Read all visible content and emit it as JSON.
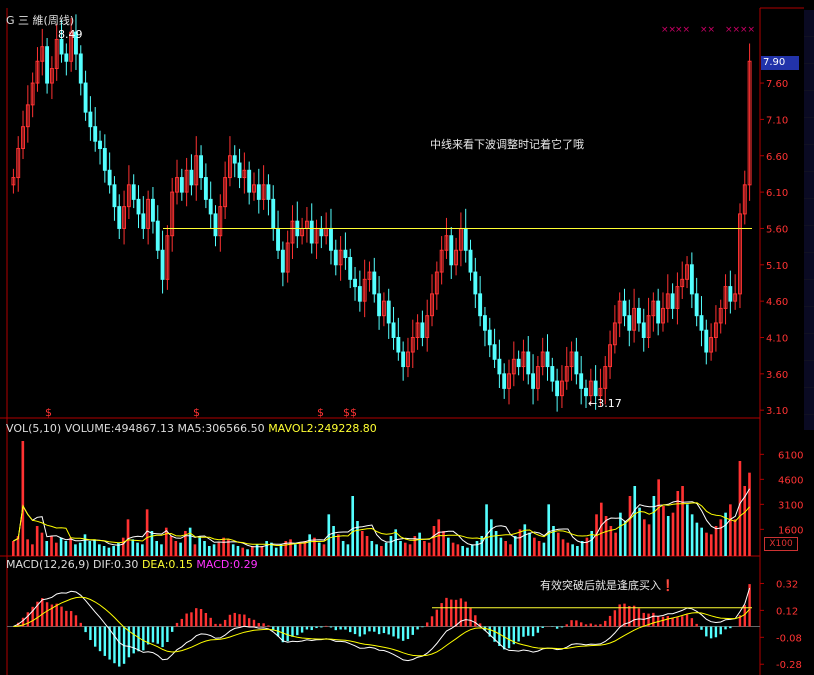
{
  "title": {
    "stock": "G 三 維",
    "period": "(周线)"
  },
  "top_marker_color": "#cc0066",
  "annotations": {
    "main_note": "中线来看下波调整时记着它了哦",
    "macd_note": "有效突破后就是逢底买入",
    "high_label": "8.49",
    "low_label": "3.17",
    "current_price": "7.90"
  },
  "vol_header": {
    "name": "VOL(5,10)",
    "volume": "VOLUME:494867.13",
    "ma5": "MA5:306566.50",
    "mavol2": "MAVOL2:249228.80",
    "scale": "X100"
  },
  "macd_header": {
    "name": "MACD(12,26,9)",
    "dif": "DIF:0.30",
    "dea": "DEA:0.15",
    "macd": "MACD:0.29"
  },
  "signal_marks": [
    "$",
    "$",
    "$",
    "$$"
  ],
  "colors": {
    "up": "#ff3232",
    "down": "#54ffff",
    "axis": "#b00000",
    "support_line": "#ffff33",
    "ma_white": "#ffffff",
    "ma_yellow": "#ffff00",
    "macd_label": "#ff33ff"
  },
  "chart_data": [
    {
      "type": "candlestick",
      "title": "G 三 維(周线)",
      "y_ticks": [
        "7.60",
        "7.10",
        "6.60",
        "6.10",
        "5.60",
        "5.10",
        "4.60",
        "4.10",
        "3.60",
        "3.10"
      ],
      "ylim": [
        3.02,
        8.55
      ],
      "high": 8.49,
      "low": 3.17,
      "last": 7.9,
      "support_level": 5.6,
      "close_series": [
        6.3,
        6.7,
        7.0,
        7.3,
        7.6,
        7.9,
        8.1,
        7.6,
        7.8,
        8.2,
        8.0,
        7.9,
        8.3,
        8.0,
        7.6,
        7.2,
        7.0,
        6.8,
        6.7,
        6.4,
        6.2,
        5.9,
        5.6,
        5.9,
        6.2,
        6.0,
        5.8,
        5.6,
        6.0,
        5.7,
        5.3,
        4.9,
        5.5,
        6.1,
        6.3,
        6.1,
        6.4,
        6.2,
        6.6,
        6.3,
        6.0,
        5.8,
        5.5,
        5.9,
        6.3,
        6.6,
        6.5,
        6.3,
        6.4,
        6.1,
        6.2,
        6.0,
        6.2,
        6.0,
        5.6,
        5.3,
        5.0,
        5.4,
        5.7,
        5.5,
        5.6,
        5.7,
        5.4,
        5.6,
        5.5,
        5.6,
        5.3,
        5.1,
        5.3,
        5.2,
        4.9,
        4.8,
        4.6,
        4.9,
        5.0,
        4.7,
        4.4,
        4.6,
        4.3,
        4.1,
        3.9,
        3.7,
        3.9,
        4.1,
        4.3,
        4.1,
        4.4,
        4.7,
        5.0,
        5.3,
        5.5,
        5.1,
        5.3,
        5.6,
        5.3,
        5.0,
        4.7,
        4.4,
        4.2,
        4.0,
        3.8,
        3.6,
        3.4,
        3.6,
        3.8,
        3.7,
        3.9,
        3.6,
        3.4,
        3.7,
        3.9,
        3.7,
        3.5,
        3.3,
        3.5,
        3.7,
        3.9,
        3.6,
        3.4,
        3.3,
        3.5,
        3.3,
        3.4,
        3.7,
        4.0,
        4.3,
        4.6,
        4.4,
        4.2,
        4.5,
        4.3,
        4.1,
        4.4,
        4.6,
        4.3,
        4.5,
        4.7,
        4.5,
        4.8,
        4.9,
        5.1,
        4.7,
        4.4,
        4.2,
        3.9,
        4.1,
        4.3,
        4.5,
        4.8,
        4.6,
        4.7,
        5.8,
        6.2,
        7.9
      ]
    },
    {
      "type": "bar",
      "title": "VOL(5,10)",
      "y_ticks": [
        "6100",
        "4600",
        "3100",
        "1600"
      ],
      "ylim": [
        0,
        7200
      ],
      "unit": "X100",
      "last_volume": 494867.13,
      "ma5": 306566.5,
      "ma10": 249228.8,
      "values": [
        900,
        1200,
        6900,
        1000,
        700,
        1800,
        1400,
        900,
        1200,
        800,
        1100,
        900,
        1100,
        700,
        800,
        1300,
        900,
        1000,
        700,
        600,
        500,
        600,
        800,
        1100,
        2200,
        1000,
        800,
        700,
        2800,
        1500,
        900,
        700,
        1700,
        1200,
        900,
        800,
        1500,
        1700,
        700,
        1200,
        900,
        600,
        700,
        800,
        1100,
        1000,
        700,
        600,
        500,
        400,
        600,
        700,
        600,
        900,
        800,
        500,
        700,
        900,
        1000,
        700,
        800,
        900,
        1300,
        1100,
        800,
        700,
        2500,
        1800,
        1300,
        900,
        700,
        3600,
        2100,
        1500,
        1200,
        900,
        700,
        600,
        800,
        1200,
        1600,
        900,
        800,
        700,
        1200,
        1400,
        900,
        800,
        1800,
        2200,
        1500,
        1100,
        800,
        700,
        600,
        500,
        700,
        900,
        1200,
        3100,
        2200,
        1500,
        1100,
        900,
        700,
        1200,
        1600,
        1900,
        1400,
        1100,
        900,
        800,
        3100,
        1800,
        1400,
        1000,
        800,
        700,
        600,
        900,
        1100,
        1500,
        2500,
        3200,
        2400,
        1800,
        1400,
        2600,
        2100,
        3600,
        4200,
        2900,
        2200,
        1900,
        3600,
        4600,
        3000,
        2400,
        2600,
        3900,
        4200,
        3100,
        2500,
        2000,
        1700,
        1400,
        1300,
        1800,
        2200,
        2600,
        3100,
        2200,
        5700,
        4200,
        5000
      ]
    },
    {
      "type": "bar",
      "title": "MACD(12,26,9)",
      "y_ticks": [
        "0.32",
        "0.12",
        "-0.08",
        "-0.28"
      ],
      "ylim": [
        -0.36,
        0.42
      ],
      "dif": 0.3,
      "dea": 0.15,
      "macd": 0.29,
      "breakout_level": 0.14
    }
  ]
}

· · · · · · ·

Problem requirements: Make an exact copy of all the material, but keep the pictures out of it.

Complete response:
Read all visible content and emit it as JSON.
{
  "title": {
    "stock": "G 三 維",
    "period": "(周线)"
  },
  "top_marker_color": "#cc0066",
  "annotations": {
    "main_note": "中线来看下波调整时记着它了哦",
    "macd_note": "有效突破后就是逢底买入",
    "high_label": "8.49",
    "low_label": "3.17",
    "current_price": "7.90"
  },
  "vol_header": {
    "name": "VOL(5,10)",
    "volume": "VOLUME:494867.13",
    "ma5": "MA5:306566.50",
    "mavol2": "MAVOL2:249228.80",
    "scale": "X100"
  },
  "macd_header": {
    "name": "MACD(12,26,9)",
    "dif": "DIF:0.30",
    "dea": "DEA:0.15",
    "macd": "MACD:0.29"
  },
  "signal_marks": [
    "$",
    "$",
    "$",
    "$$"
  ],
  "colors": {
    "up": "#ff3232",
    "down": "#54ffff",
    "axis": "#b00000",
    "support_line": "#ffff33",
    "ma_white": "#ffffff",
    "ma_yellow": "#ffff00",
    "macd_label": "#ff33ff"
  },
  "chart_data": [
    {
      "type": "candlestick",
      "title": "G 三 維(周线)",
      "y_ticks": [
        "7.60",
        "7.10",
        "6.60",
        "6.10",
        "5.60",
        "5.10",
        "4.60",
        "4.10",
        "3.60",
        "3.10"
      ],
      "ylim": [
        3.02,
        8.55
      ],
      "high": 8.49,
      "low": 3.17,
      "last": 7.9,
      "support_level": 5.6,
      "close_series": [
        6.3,
        6.7,
        7.0,
        7.3,
        7.6,
        7.9,
        8.1,
        7.6,
        7.8,
        8.2,
        8.0,
        7.9,
        8.3,
        8.0,
        7.6,
        7.2,
        7.0,
        6.8,
        6.7,
        6.4,
        6.2,
        5.9,
        5.6,
        5.9,
        6.2,
        6.0,
        5.8,
        5.6,
        6.0,
        5.7,
        5.3,
        4.9,
        5.5,
        6.1,
        6.3,
        6.1,
        6.4,
        6.2,
        6.6,
        6.3,
        6.0,
        5.8,
        5.5,
        5.9,
        6.3,
        6.6,
        6.5,
        6.3,
        6.4,
        6.1,
        6.2,
        6.0,
        6.2,
        6.0,
        5.6,
        5.3,
        5.0,
        5.4,
        5.7,
        5.5,
        5.6,
        5.7,
        5.4,
        5.6,
        5.5,
        5.6,
        5.3,
        5.1,
        5.3,
        5.2,
        4.9,
        4.8,
        4.6,
        4.9,
        5.0,
        4.7,
        4.4,
        4.6,
        4.3,
        4.1,
        3.9,
        3.7,
        3.9,
        4.1,
        4.3,
        4.1,
        4.4,
        4.7,
        5.0,
        5.3,
        5.5,
        5.1,
        5.3,
        5.6,
        5.3,
        5.0,
        4.7,
        4.4,
        4.2,
        4.0,
        3.8,
        3.6,
        3.4,
        3.6,
        3.8,
        3.7,
        3.9,
        3.6,
        3.4,
        3.7,
        3.9,
        3.7,
        3.5,
        3.3,
        3.5,
        3.7,
        3.9,
        3.6,
        3.4,
        3.3,
        3.5,
        3.3,
        3.4,
        3.7,
        4.0,
        4.3,
        4.6,
        4.4,
        4.2,
        4.5,
        4.3,
        4.1,
        4.4,
        4.6,
        4.3,
        4.5,
        4.7,
        4.5,
        4.8,
        4.9,
        5.1,
        4.7,
        4.4,
        4.2,
        3.9,
        4.1,
        4.3,
        4.5,
        4.8,
        4.6,
        4.7,
        5.8,
        6.2,
        7.9
      ]
    },
    {
      "type": "bar",
      "title": "VOL(5,10)",
      "y_ticks": [
        "6100",
        "4600",
        "3100",
        "1600"
      ],
      "ylim": [
        0,
        7200
      ],
      "unit": "X100",
      "last_volume": 494867.13,
      "ma5": 306566.5,
      "ma10": 249228.8,
      "values": [
        900,
        1200,
        6900,
        1000,
        700,
        1800,
        1400,
        900,
        1200,
        800,
        1100,
        900,
        1100,
        700,
        800,
        1300,
        900,
        1000,
        700,
        600,
        500,
        600,
        800,
        1100,
        2200,
        1000,
        800,
        700,
        2800,
        1500,
        900,
        700,
        1700,
        1200,
        900,
        800,
        1500,
        1700,
        700,
        1200,
        900,
        600,
        700,
        800,
        1100,
        1000,
        700,
        600,
        500,
        400,
        600,
        700,
        600,
        900,
        800,
        500,
        700,
        900,
        1000,
        700,
        800,
        900,
        1300,
        1100,
        800,
        700,
        2500,
        1800,
        1300,
        900,
        700,
        3600,
        2100,
        1500,
        1200,
        900,
        700,
        600,
        800,
        1200,
        1600,
        900,
        800,
        700,
        1200,
        1400,
        900,
        800,
        1800,
        2200,
        1500,
        1100,
        800,
        700,
        600,
        500,
        700,
        900,
        1200,
        3100,
        2200,
        1500,
        1100,
        900,
        700,
        1200,
        1600,
        1900,
        1400,
        1100,
        900,
        800,
        3100,
        1800,
        1400,
        1000,
        800,
        700,
        600,
        900,
        1100,
        1500,
        2500,
        3200,
        2400,
        1800,
        1400,
        2600,
        2100,
        3600,
        4200,
        2900,
        2200,
        1900,
        3600,
        4600,
        3000,
        2400,
        2600,
        3900,
        4200,
        3100,
        2500,
        2000,
        1700,
        1400,
        1300,
        1800,
        2200,
        2600,
        3100,
        2200,
        5700,
        4200,
        5000
      ]
    },
    {
      "type": "bar",
      "title": "MACD(12,26,9)",
      "y_ticks": [
        "0.32",
        "0.12",
        "-0.08",
        "-0.28"
      ],
      "ylim": [
        -0.36,
        0.42
      ],
      "dif": 0.3,
      "dea": 0.15,
      "macd": 0.29,
      "breakout_level": 0.14
    }
  ]
}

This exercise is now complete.